Output only the entries, exactly as given, without the pictures.

=== Exercise input ===

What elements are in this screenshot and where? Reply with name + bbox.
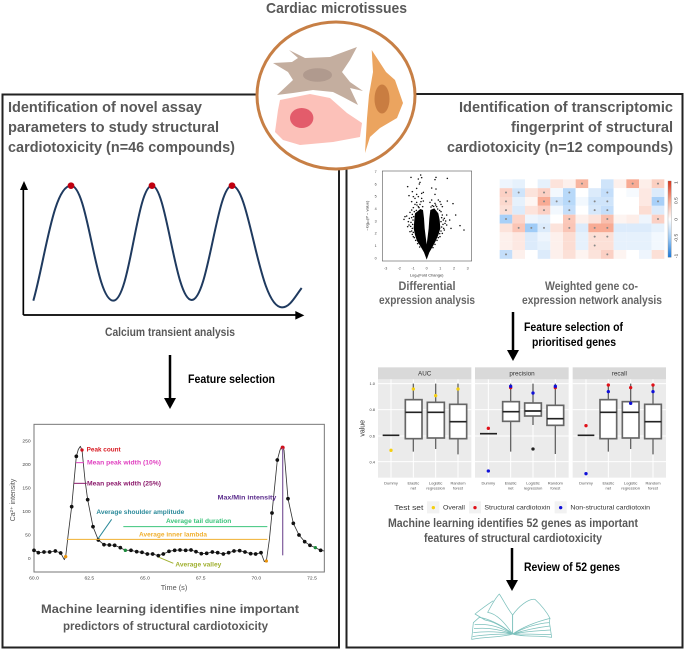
annotation lines: [67, 448, 283, 563]
y axis ticks: 50: [25, 532, 31, 538]
arrow: review of genes: [506, 548, 518, 591]
category labels: Elastic: [602, 481, 614, 486]
label: differential expression: Differential: [398, 281, 456, 293]
volcano axis ticks: -1: [411, 267, 415, 271]
category labels: regression: [524, 485, 542, 490]
x axis ticks: 67.5: [196, 576, 206, 582]
y axis ticks: 0: [28, 556, 31, 562]
category labels: Random: [548, 481, 564, 486]
volcano x axis title: Log₂(Fold Change): [410, 273, 444, 278]
label: review of 52 genes: Review of 52 genes: [524, 562, 620, 574]
annotation labels: Average shoulder amplitude: [96, 510, 185, 516]
category labels: Logistic: [624, 481, 637, 486]
value axis: 1.0: [369, 381, 376, 386]
volcano axis ticks: -3: [384, 267, 387, 271]
volcano axis ticks: 5: [375, 195, 377, 199]
annotation labels: Average inner lambda: [139, 533, 208, 539]
x axis title: Time (s): [161, 583, 187, 592]
heading: right panel: [447, 99, 673, 156]
annotation labels: Max/Min intensity: [218, 495, 277, 501]
label: feature selection of prioritised genes: Feature selection of: [524, 322, 623, 334]
label: differential expression: [379, 281, 475, 307]
category labels: Dummy: [384, 481, 398, 486]
volcano y axis title: −log₁₀(P − value): [365, 200, 370, 231]
annotation labels: Peak count: [87, 448, 121, 454]
category labels: Elastic: [407, 481, 419, 486]
annotation labels: Average valley: [175, 562, 222, 568]
facet: recall: [573, 367, 666, 478]
panel: transcriptomic fingerprint: [346, 94, 682, 648]
volcano axis ticks: 7: [375, 170, 377, 174]
volcano axis ticks: [375, 170, 469, 271]
y axis ticks: 150: [22, 485, 31, 491]
signal line: [34, 446, 324, 562]
category labels: forest: [550, 485, 561, 490]
category labels: net: [411, 485, 417, 490]
chart: machine learning box plots: [359, 367, 666, 513]
caption: 52 genes: Machine learning identifies 52 genes as important: [388, 518, 638, 530]
label: WGCNA: Weighted gene co-: [545, 281, 638, 293]
category labels: net: [508, 485, 514, 490]
value axis: [359, 381, 376, 464]
legend: test set: Non-structural cardiotoxin: [570, 505, 651, 512]
category labels: Logistic: [526, 481, 540, 486]
heatmap colour bar: 0.5: [674, 197, 680, 204]
category labels: [384, 481, 661, 490]
heading: left panel: cardiotoxicity (n=46 compounds): [8, 139, 235, 156]
icon: fibroblast cell: [273, 47, 363, 105]
category labels: regression: [621, 485, 640, 490]
icon: cardiac cells circle: [257, 22, 415, 169]
facet: precision: [475, 367, 569, 478]
category labels: Random: [450, 481, 466, 486]
heatmap colour bar: -0.5: [674, 233, 680, 242]
caption: nine important predictors: Machine learning identifies nine important: [41, 604, 299, 616]
caption: nine important predictors: predictors of structural cardiotoxicity: [63, 621, 269, 633]
annotation labels: [87, 448, 277, 568]
data points: [32, 455, 322, 557]
x axis ticks: [29, 576, 317, 582]
label: feature selection: Feature selection: [188, 374, 275, 386]
facet: precision: precision: [509, 371, 535, 378]
heading: left panel: Identification of novel assay: [8, 99, 203, 116]
category labels: forest: [648, 485, 659, 490]
volcano axis ticks: 2: [453, 267, 455, 271]
y axis title: Ca²⁺ intensity: [10, 478, 17, 521]
heading: left panel: [8, 99, 235, 156]
label: WGCNA: expression network analysis: [522, 295, 662, 307]
facet: AUC: [378, 367, 471, 478]
volcano axis ticks: 0: [375, 256, 377, 260]
volcano axis ticks: 0: [426, 267, 428, 271]
label: feature selection of prioritised genes: prioritised genes: [532, 337, 616, 349]
category labels: Logistic: [429, 481, 442, 486]
label: differential expression: expression analysis: [379, 295, 475, 307]
volcano axis ticks: 3: [375, 219, 377, 223]
x axis ticks: 70.0: [251, 576, 261, 582]
value axis: 0.4: [369, 459, 376, 464]
y axis ticks: 100: [22, 509, 31, 515]
chart: volcano plot: [365, 170, 472, 278]
icon: open book: [472, 594, 552, 639]
facet: AUC: AUC: [418, 371, 432, 378]
label: calcium transient analysis: Calcium transient analysis: [105, 327, 235, 339]
chart: annotated calcium trace: [10, 424, 324, 592]
x axis ticks: 60.0: [29, 576, 39, 582]
x axis ticks: 72.5: [307, 576, 317, 582]
volcano axis ticks: 1: [375, 244, 377, 248]
title: cardiac microtissues: Cardiac microtissues: [266, 0, 407, 17]
value axis: 0.6: [369, 433, 376, 438]
category labels: Dummy: [579, 481, 593, 486]
icon: endothelial cell: [275, 94, 362, 145]
chart: correlation heatmap: [500, 179, 680, 259]
label: feature selection of prioritised genes: [524, 322, 623, 349]
caption: 52 genes: [388, 518, 638, 545]
volcano axis ticks: 6: [375, 182, 377, 186]
arrow: feature selection: [164, 355, 176, 409]
y axis ticks: 250: [22, 438, 31, 444]
label: WGCNA: [522, 281, 662, 307]
heading: left panel: parameters to study structural: [8, 119, 219, 136]
legend: test set: [394, 501, 651, 513]
heatmap colour bar: -1: [674, 254, 680, 258]
y axis ticks: 200: [22, 462, 31, 468]
volcano axis ticks: 4: [375, 207, 377, 211]
category labels: Random: [645, 481, 661, 486]
volcano dense cloud: [414, 208, 440, 260]
chart: calcium transient: [20, 181, 304, 320]
caption: nine important predictors: [41, 604, 299, 633]
category labels: forest: [453, 485, 464, 490]
value axis: 0.8: [369, 407, 376, 412]
volcano axis ticks: -2: [398, 267, 401, 271]
volcano scattered points: [403, 174, 465, 248]
category labels: net: [606, 485, 612, 490]
category labels: Dummy: [481, 481, 495, 486]
volcano axis ticks: 2: [375, 232, 377, 236]
annotation labels: Mean peak width (25%): [87, 481, 161, 487]
volcano axis ticks: 3: [467, 267, 469, 271]
heading: right panel: Identification of transcriptomic: [459, 99, 673, 116]
heading: right panel: cardiotoxicity (n=12 compounds): [447, 139, 673, 156]
highlighted points: [64, 446, 317, 563]
y axis ticks: [22, 438, 31, 562]
legend: test set: Structural cardiotoxin: [484, 505, 551, 512]
legend: test set: Test set: [394, 503, 424, 512]
heading: right panel: fingerprint of structural: [511, 119, 673, 136]
volcano axis ticks: 1: [439, 267, 441, 271]
x axis ticks: 62.5: [84, 576, 94, 582]
annotation labels: Mean peak width (10%): [87, 461, 161, 467]
heatmap colour bar: 0: [674, 218, 680, 221]
icon: cardiomyocyte cell: [365, 50, 403, 153]
facet: recall: recall: [612, 371, 627, 378]
arrow: feature selection of genes: [507, 312, 519, 361]
heatmap colour bar: [668, 181, 680, 258]
annotation labels: Average tail duration: [166, 519, 232, 525]
value axis: value: [359, 420, 366, 437]
panel: novel assay parameters: [2, 94, 339, 648]
x axis ticks: 65.0: [140, 576, 150, 582]
caption: 52 genes: features of structural cardiotoxicity: [424, 533, 603, 545]
legend: test set: Overall: [443, 505, 465, 512]
category labels: Elastic: [505, 481, 517, 486]
heatmap colour bar: 1: [674, 181, 680, 184]
category labels: regression: [426, 485, 445, 490]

===

- [Written response]
What elements are in this screenshot and where? Reply with name + bbox.
annotation lines: [67, 448, 283, 563]
y axis ticks: 50: [25, 532, 31, 538]
arrow: review of genes: [506, 548, 518, 591]
category labels: Elastic: [602, 481, 614, 486]
label: differential expression: Differential: [398, 281, 456, 293]
volcano axis ticks: -1: [411, 267, 415, 271]
category labels: regression: [524, 485, 542, 490]
x axis ticks: 67.5: [196, 576, 206, 582]
y axis ticks: 0: [28, 556, 31, 562]
category labels: Random: [548, 481, 564, 486]
volcano x axis title: Log₂(Fold Change): [410, 273, 444, 278]
label: review of 52 genes: Review of 52 genes: [524, 562, 620, 574]
annotation labels: Average shoulder amplitude: [96, 510, 185, 516]
category labels: Logistic: [624, 481, 637, 486]
value axis: 1.0: [369, 381, 376, 386]
volcano axis ticks: -3: [384, 267, 387, 271]
volcano axis ticks: 5: [375, 195, 377, 199]
annotation labels: Average inner lambda: [139, 533, 208, 539]
x axis title: Time (s): [161, 583, 187, 592]
heading: right panel: [447, 99, 673, 156]
annotation labels: Max/Min intensity: [218, 495, 277, 501]
label: feature selection of prioritised genes: Feature selection of: [524, 322, 623, 334]
label: differential expression: [379, 281, 475, 307]
category labels: Dummy: [384, 481, 398, 486]
volcano y axis title: −log₁₀(P − value): [365, 200, 370, 231]
annotation labels: Peak count: [87, 448, 121, 454]
category labels: Elastic: [407, 481, 419, 486]
annotation labels: Average valley: [175, 562, 222, 568]
facet: recall: [573, 367, 666, 478]
panel: transcriptomic fingerprint: [346, 94, 682, 648]
volcano axis ticks: 7: [375, 170, 377, 174]
volcano axis ticks: [375, 170, 469, 271]
y axis ticks: 150: [22, 485, 31, 491]
signal line: [34, 446, 324, 562]
category labels: forest: [550, 485, 561, 490]
category labels: net: [411, 485, 417, 490]
chart: machine learning box plots: [359, 367, 666, 513]
caption: 52 genes: Machine learning identifies 52 genes as important: [388, 518, 638, 530]
label: WGCNA: Weighted gene co-: [545, 281, 638, 293]
category labels: net: [508, 485, 514, 490]
value axis: [359, 381, 376, 464]
legend: test set: Non-structural cardiotoxin: [570, 505, 651, 512]
category labels: Logistic: [526, 481, 540, 486]
heatmap colour bar: 0.5: [674, 197, 680, 204]
category labels: [384, 481, 661, 490]
heading: left panel: cardiotoxicity (n=46 compounds): [8, 139, 235, 156]
icon: fibroblast cell: [273, 47, 363, 105]
category labels: regression: [621, 485, 640, 490]
icon: cardiac cells circle: [257, 22, 415, 169]
facet: precision: [475, 367, 569, 478]
category labels: Random: [450, 481, 466, 486]
heatmap colour bar: -0.5: [674, 233, 680, 242]
caption: nine important predictors: Machine learning identifies nine important: [41, 604, 299, 616]
caption: nine important predictors: predictors of structural cardiotoxicity: [63, 621, 269, 633]
annotation labels: [87, 448, 277, 568]
data points: [32, 455, 322, 557]
x axis ticks: [29, 576, 317, 582]
label: feature selection: Feature selection: [188, 374, 275, 386]
facet: precision: precision: [509, 371, 535, 378]
heading: left panel: Identification of novel assay: [8, 99, 203, 116]
category labels: forest: [648, 485, 659, 490]
volcano axis ticks: 2: [453, 267, 455, 271]
y axis title: Ca²⁺ intensity: [10, 478, 17, 521]
heading: left panel: [8, 99, 235, 156]
label: WGCNA: expression network analysis: [522, 295, 662, 307]
facet: AUC: [378, 367, 471, 478]
volcano axis ticks: 0: [375, 256, 377, 260]
volcano axis ticks: 0: [426, 267, 428, 271]
label: feature selection of prioritised genes: prioritised genes: [532, 337, 616, 349]
category labels: Logistic: [429, 481, 442, 486]
label: differential expression: expression analysis: [379, 295, 475, 307]
volcano axis ticks: 3: [375, 219, 377, 223]
x axis ticks: 70.0: [251, 576, 261, 582]
value axis: 0.4: [369, 459, 376, 464]
y axis ticks: 100: [22, 509, 31, 515]
chart: volcano plot: [365, 170, 472, 278]
icon: open book: [472, 594, 552, 639]
facet: AUC: AUC: [418, 371, 432, 378]
label: calcium transient analysis: Calcium transient analysis: [105, 327, 235, 339]
chart: annotated calcium trace: [10, 424, 324, 592]
x axis ticks: 60.0: [29, 576, 39, 582]
x axis ticks: 72.5: [307, 576, 317, 582]
volcano axis ticks: 1: [375, 244, 377, 248]
title: cardiac microtissues: Cardiac microtissues: [266, 0, 407, 17]
value axis: 0.6: [369, 433, 376, 438]
category labels: Dummy: [579, 481, 593, 486]
icon: endothelial cell: [275, 94, 362, 145]
chart: correlation heatmap: [500, 179, 680, 259]
label: feature selection of prioritised genes: [524, 322, 623, 349]
caption: 52 genes: [388, 518, 638, 545]
volcano axis ticks: 6: [375, 182, 377, 186]
arrow: feature selection: [164, 355, 176, 409]
y axis ticks: 250: [22, 438, 31, 444]
label: WGCNA: [522, 281, 662, 307]
heading: left panel: parameters to study structural: [8, 119, 219, 136]
legend: test set: [394, 501, 651, 513]
heatmap colour bar: -1: [674, 254, 680, 258]
y axis ticks: 200: [22, 462, 31, 468]
volcano axis ticks: 4: [375, 207, 377, 211]
category labels: Random: [645, 481, 661, 486]
volcano dense cloud: [414, 208, 440, 260]
chart: calcium transient: [20, 181, 304, 320]
caption: nine important predictors: [41, 604, 299, 633]
category labels: forest: [453, 485, 464, 490]
value axis: 0.8: [369, 407, 376, 412]
volcano axis ticks: -2: [398, 267, 401, 271]
volcano scattered points: [403, 174, 465, 248]
category labels: net: [606, 485, 612, 490]
category labels: Dummy: [481, 481, 495, 486]
volcano axis ticks: 2: [375, 232, 377, 236]
annotation labels: Mean peak width (25%): [87, 481, 161, 487]
volcano axis ticks: 3: [467, 267, 469, 271]
heading: right panel: Identification of transcriptomic: [459, 99, 673, 116]
heading: right panel: cardiotoxicity (n=12 compounds): [447, 139, 673, 156]
highlighted points: [64, 446, 317, 563]
y axis ticks: [22, 438, 31, 562]
legend: test set: Structural cardiotoxin: [484, 505, 551, 512]
legend: test set: Test set: [394, 503, 424, 512]
heading: right panel: fingerprint of structural: [511, 119, 673, 136]
volcano axis ticks: 1: [439, 267, 441, 271]
x axis ticks: 62.5: [84, 576, 94, 582]
annotation labels: Mean peak width (10%): [87, 461, 161, 467]
heatmap colour bar: 0: [674, 218, 680, 221]
icon: cardiomyocyte cell: [365, 50, 403, 153]
facet: recall: recall: [612, 371, 627, 378]
arrow: feature selection of genes: [507, 312, 519, 361]
heatmap colour bar: [668, 181, 680, 258]
annotation labels: Average tail duration: [166, 519, 232, 525]
value axis: value: [359, 420, 366, 437]
panel: novel assay parameters: [2, 94, 339, 648]
x axis ticks: 65.0: [140, 576, 150, 582]
caption: 52 genes: features of structural cardiotoxicity: [424, 533, 603, 545]
legend: test set: Overall: [443, 505, 465, 512]
category labels: Elastic: [505, 481, 517, 486]
heatmap colour bar: 1: [674, 181, 680, 184]
category labels: regression: [426, 485, 445, 490]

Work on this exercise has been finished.